# Exercise description
Would you set down every entry shown below, precisely as written?

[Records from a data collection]

════════

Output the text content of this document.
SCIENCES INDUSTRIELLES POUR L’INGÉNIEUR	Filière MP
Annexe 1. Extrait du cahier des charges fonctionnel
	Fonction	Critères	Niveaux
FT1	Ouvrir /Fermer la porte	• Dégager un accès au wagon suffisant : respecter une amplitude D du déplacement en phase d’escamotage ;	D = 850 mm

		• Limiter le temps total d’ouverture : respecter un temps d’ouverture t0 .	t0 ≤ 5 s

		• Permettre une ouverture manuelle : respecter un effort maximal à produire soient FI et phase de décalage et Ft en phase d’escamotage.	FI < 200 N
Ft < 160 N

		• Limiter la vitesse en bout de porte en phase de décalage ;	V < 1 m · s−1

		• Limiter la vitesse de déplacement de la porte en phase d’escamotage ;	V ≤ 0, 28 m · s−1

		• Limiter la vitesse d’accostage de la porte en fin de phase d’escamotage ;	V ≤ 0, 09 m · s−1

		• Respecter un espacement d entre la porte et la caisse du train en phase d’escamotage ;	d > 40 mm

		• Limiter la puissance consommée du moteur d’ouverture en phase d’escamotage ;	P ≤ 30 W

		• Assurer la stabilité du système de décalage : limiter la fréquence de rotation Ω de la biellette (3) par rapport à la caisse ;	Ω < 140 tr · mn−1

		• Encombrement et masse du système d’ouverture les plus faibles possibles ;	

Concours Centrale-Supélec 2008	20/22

════════

# Written reply
Output the text content of this document.
SCIENCES INDUSTRIELLES POUR L’INGÉNIEUR	Filière MP
Annexe 1. Extrait du cahier des charges fonctionnel
	Fonction	Critères	Niveaux
FT1	Ouvrir /Fermer la porte	• Dégager un accès au wagon suffisant : respecter une amplitude D du déplacement en phase d’escamotage ;	D = 850 mm

		• Limiter le temps total d’ouverture : respecter un temps d’ouverture t0 .	t0 ≤ 5 s

		• Permettre une ouverture manuelle : respecter un effort maximal à produire soient FI et phase de décalage et Ft en phase d’escamotage.	FI < 200 N
Ft < 160 N

		• Limiter la vitesse en bout de porte en phase de décalage ;	V < 1 m · s−1

		• Limiter la vitesse de déplacement de la porte en phase d’escamotage ;	V ≤ 0, 28 m · s−1

		• Limiter la vitesse d’accostage de la porte en fin de phase d’escamotage ;	V ≤ 0, 09 m · s−1

		• Respecter un espacement d entre la porte et la caisse du train en phase d’escamotage ;	d > 40 mm

		• Limiter la puissance consommée du moteur d’ouverture en phase d’escamotage ;	P ≤ 30 W

		• Assurer la stabilité du système de décalage : limiter la fréquence de rotation Ω de la biellette (3) par rapport à la caisse ;	Ω < 140 tr · mn−1

		• Encombrement et masse du système d’ouverture les plus faibles possibles ;	

Concours Centrale-Supélec 2008	20/22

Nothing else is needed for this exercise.